───── Dataset entries

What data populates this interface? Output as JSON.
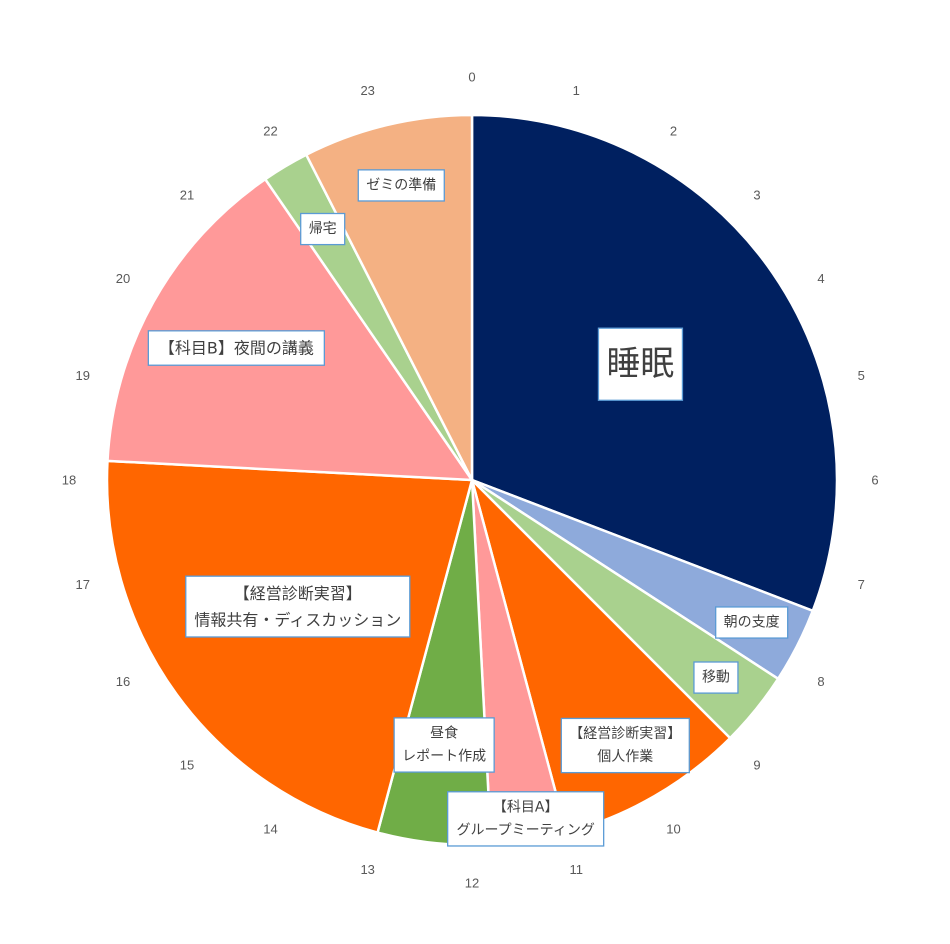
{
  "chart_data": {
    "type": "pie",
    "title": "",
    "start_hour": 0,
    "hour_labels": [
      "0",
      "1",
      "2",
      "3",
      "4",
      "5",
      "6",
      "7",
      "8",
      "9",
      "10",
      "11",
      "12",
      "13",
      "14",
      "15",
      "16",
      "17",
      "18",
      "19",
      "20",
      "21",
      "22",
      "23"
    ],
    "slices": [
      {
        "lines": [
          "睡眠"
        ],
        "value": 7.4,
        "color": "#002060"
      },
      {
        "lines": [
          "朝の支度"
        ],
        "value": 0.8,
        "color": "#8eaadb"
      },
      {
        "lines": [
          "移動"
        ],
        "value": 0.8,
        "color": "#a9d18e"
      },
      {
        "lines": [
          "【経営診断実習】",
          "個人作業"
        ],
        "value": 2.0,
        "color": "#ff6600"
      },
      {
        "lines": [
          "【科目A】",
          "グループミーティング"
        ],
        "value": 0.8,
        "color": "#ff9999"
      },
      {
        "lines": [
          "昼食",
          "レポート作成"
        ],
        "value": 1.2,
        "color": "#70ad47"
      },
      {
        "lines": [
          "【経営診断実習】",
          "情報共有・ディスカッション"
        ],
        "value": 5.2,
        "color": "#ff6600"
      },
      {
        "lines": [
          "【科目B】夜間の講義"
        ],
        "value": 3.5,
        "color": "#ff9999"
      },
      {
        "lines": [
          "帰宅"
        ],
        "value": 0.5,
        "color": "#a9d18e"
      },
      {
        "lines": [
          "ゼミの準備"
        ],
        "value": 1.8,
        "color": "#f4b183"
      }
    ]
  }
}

──────────

### Exercise
Quote all the records verbatim, dropping any pictures from your copy.

### Answer for the task
What data populates this interface? Output as JSON.
{
  "chart_data": {
    "type": "pie",
    "title": "",
    "start_hour": 0,
    "hour_labels": [
      "0",
      "1",
      "2",
      "3",
      "4",
      "5",
      "6",
      "7",
      "8",
      "9",
      "10",
      "11",
      "12",
      "13",
      "14",
      "15",
      "16",
      "17",
      "18",
      "19",
      "20",
      "21",
      "22",
      "23"
    ],
    "slices": [
      {
        "lines": [
          "睡眠"
        ],
        "value": 7.4,
        "color": "#002060"
      },
      {
        "lines": [
          "朝の支度"
        ],
        "value": 0.8,
        "color": "#8eaadb"
      },
      {
        "lines": [
          "移動"
        ],
        "value": 0.8,
        "color": "#a9d18e"
      },
      {
        "lines": [
          "【経営診断実習】",
          "個人作業"
        ],
        "value": 2.0,
        "color": "#ff6600"
      },
      {
        "lines": [
          "【科目A】",
          "グループミーティング"
        ],
        "value": 0.8,
        "color": "#ff9999"
      },
      {
        "lines": [
          "昼食",
          "レポート作成"
        ],
        "value": 1.2,
        "color": "#70ad47"
      },
      {
        "lines": [
          "【経営診断実習】",
          "情報共有・ディスカッション"
        ],
        "value": 5.2,
        "color": "#ff6600"
      },
      {
        "lines": [
          "【科目B】夜間の講義"
        ],
        "value": 3.5,
        "color": "#ff9999"
      },
      {
        "lines": [
          "帰宅"
        ],
        "value": 0.5,
        "color": "#a9d18e"
      },
      {
        "lines": [
          "ゼミの準備"
        ],
        "value": 1.8,
        "color": "#f4b183"
      }
    ]
  }
}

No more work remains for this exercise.